* Source document *
If you do not already have DLight running, start it by typing:

installation_directory/bin/dlight

Running the Sample Application

In DLight, click the New DLight Target button . In the target dialog box:
1. Click the Executable Target tab.
2. Type the pathname to your profilingdemo executable in the Run field, or click Browse to use the Open dialog box to browse to your profilingdemo executable file.
3. The sample application does not take any arguments, so leave the Arguments field blank.
4. You would only use the Trace field if you wanted to trace a child process of the executable, so leave that field blank also.
5. Click Run.
6. If you were not logged in as root when you started DLight, you are prompted for your root password.
The ProfilingDemo application starts executing and the Run Monitor window starts displaying dynamic graphs. In the Output window, the ProfilingDemo program tells you what it is doing so you can match the output to the data represented in the graphs.
Press Enter each time the program requests it until execution is finished.

Using the Indicator Controls

At the bottom of the Run Monitor window, you can see sliders for controlling your view of the graphs: View slider, Details slider, and Time slider. Place your mouse cursor over the end points of the sliders for information about the sliders.
Click and hold your mouse cursor on the Time slider and drag the slider to the left to see the beginning of the run. All the graphs slide in unison so you can see what happened in each area (CPU, memory, threads, I/O) at any given time, and see the relationships between them.
Drag the Time slider from left to right to see the complete run.
Move your mouse cursor to the View slider, the control that overlays the time units. The View slider controls let you select what part of the run time is displayed in the graphs.
Click and drag the left handle of the View slider, the start point, all the way to the beginning of the run. The graphs now show the entire run at once. The effect is similar to zooming out as far as possible. Notice that the Time slider is not functional when you select the complete run time. You are already looking at all the data so there is nothing left to scroll.
Now let's focus our attention closer. Drag the start point of the View slider to the right. As you drag the handle, the graphs zoom in to focus on the area toward the end of the run. Notice that the Time slider can again be used to scroll back and forth in the run time.
Place your mouse cursor over the end points of the orange colored Details slider for a description of how to use the slider. The Details slider controls enable you to select a portion of the run time to examine in detail.

* Objective 1 *
Copy the record lines below exactly as they appear, and leave out the pictures.

* Extracted data *
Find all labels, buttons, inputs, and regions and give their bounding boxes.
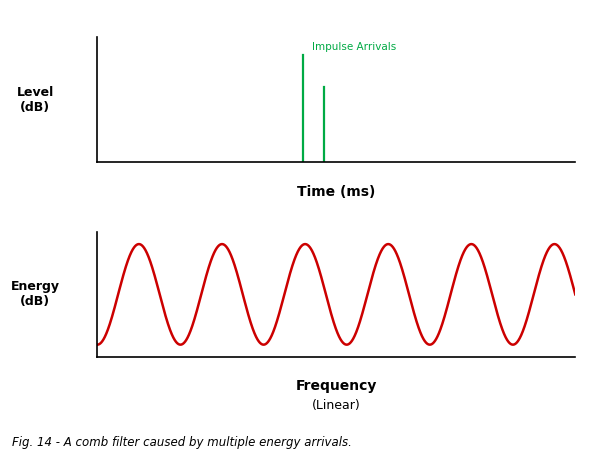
Text: Energy
(dB): Energy (dB) (11, 280, 60, 308)
Text: Impulse Arrivals: Impulse Arrivals (313, 42, 396, 52)
Text: Level
(dB): Level (dB) (17, 86, 54, 114)
Text: Frequency: Frequency (296, 379, 377, 393)
Text: (Linear): (Linear) (312, 399, 360, 412)
Text: Time (ms): Time (ms) (297, 185, 375, 199)
Text: Fig. 14 - A comb filter caused by multiple energy arrivals.: Fig. 14 - A comb filter caused by multip… (12, 436, 352, 449)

* Objective 2 *
According to the DLight walkthrough, which areas do the Run Monitor graphs let you compare at any given time?

* Worked solution 1 *
Find all labels, buttons, inputs, and regions and give their bounding boxes.
Text: Energy
(dB): Energy (dB) (11, 280, 60, 308)
Text: Impulse Arrivals: Impulse Arrivals (313, 42, 396, 52)
Text: Level
(dB): Level (dB) (17, 86, 54, 114)
Text: Frequency: Frequency (296, 379, 377, 393)
Text: (Linear): (Linear) (312, 399, 360, 412)
Text: Time (ms): Time (ms) (297, 185, 375, 199)
Text: Fig. 14 - A comb filter caused by multiple energy arrivals.: Fig. 14 - A comb filter caused by multip… (12, 436, 352, 449)

* Worked solution 2 *
- CPU
- memory
- threads
- I/O